┏━━

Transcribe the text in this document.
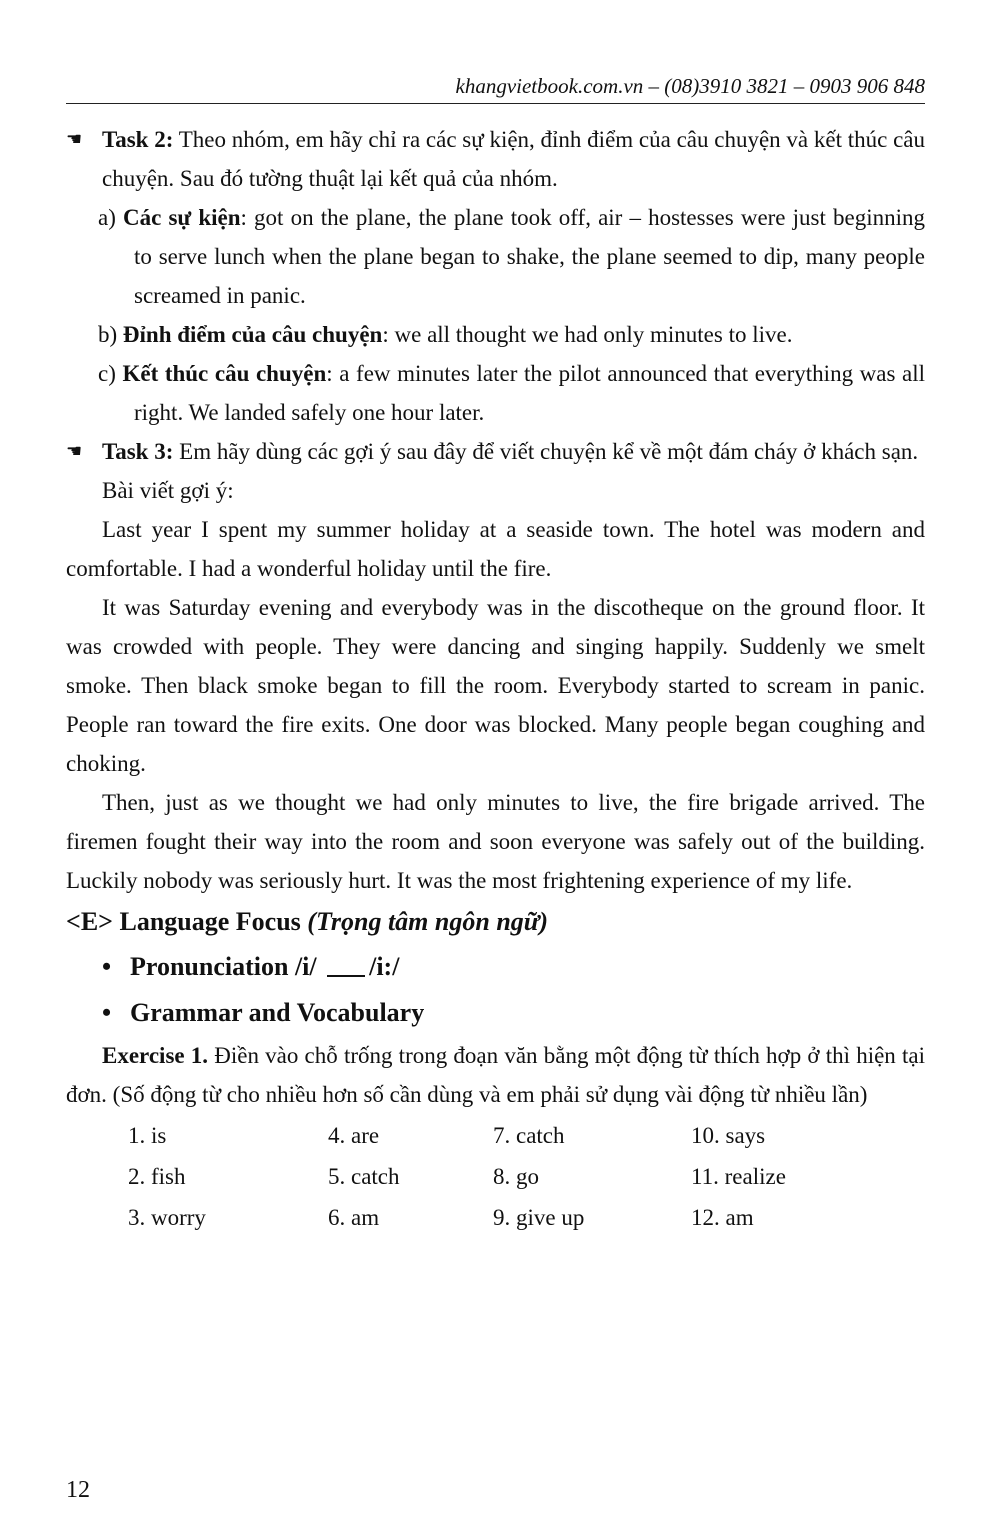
khangvietbook.com.vn – (08)3910 3821 – 0903 906 848

☚ Task 2: Theo nhóm, em hãy chỉ ra các sự kiện, đỉnh điểm của câu chuyện và kết thúc câu chuyện. Sau đó tường thuật lại kết quả của nhóm.

a) Các sự kiện: got on the plane, the plane took off, air – hostesses were just beginning to serve lunch when the plane began to shake, the plane seemed to dip, many people screamed in panic.

b) Đỉnh điểm của câu chuyện: we all thought we had only minutes to live.

c) Kết thúc câu chuyện: a few minutes later the pilot announced that everything was all right. We landed safely one hour later.

☚ Task 3: Em hãy dùng các gợi ý sau đây để viết chuyện kể về một đám cháy ở khách sạn.

Bài viết gợi ý:

Last year I spent my summer holiday at a seaside town. The hotel was modern and comfortable. I had a wonderful holiday until the fire.

It was Saturday evening and everybody was in the discotheque on the ground floor. It was crowded with people. They were dancing and singing happily. Suddenly we smelt smoke. Then black smoke began to fill the room. Everybody started to scream in panic. People ran toward the fire exits. One door was blocked. Many people began coughing and choking.

Then, just as we thought we had only minutes to live, the fire brigade arrived. The firemen fought their way into the room and soon everyone was safely out of the building. Luckily nobody was seriously hurt. It was the most frightening experience of my life.

<E> Language Focus (Trọng tâm ngôn ngữ)

• Pronunciation /i/ /i:/

• Grammar and Vocabulary

Exercise 1. Điền vào chỗ trống trong đoạn văn bằng một động từ thích hợp ở thì hiện tại đơn. (Số động từ cho nhiều hơn số cần dùng và em phải sử dụng vài động từ nhiều lần)

1. is	4. are	7. catch	10. says
2. fish	5. catch	8. go	11. realize
3. worry	6. am	9. give up	12. am
12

┗━━

TASK DESCRIPTION:
Your task is to pick out every line with the string "minutes" and copy it.

SOLUTION:
b) Đỉnh điểm của câu chuyện: we all thought we had only minutes to live.
c) Kết thúc câu chuyện: a few minutes later the pilot announced that everything was all right. We landed safely one hour later.
Then, just as we thought we had only minutes to live, the fire brigade arrived. The firemen fought their way into the room and soon everyone was safely out of the building. Luckily nobody was seriously hurt. It was the most frightening experience of my life.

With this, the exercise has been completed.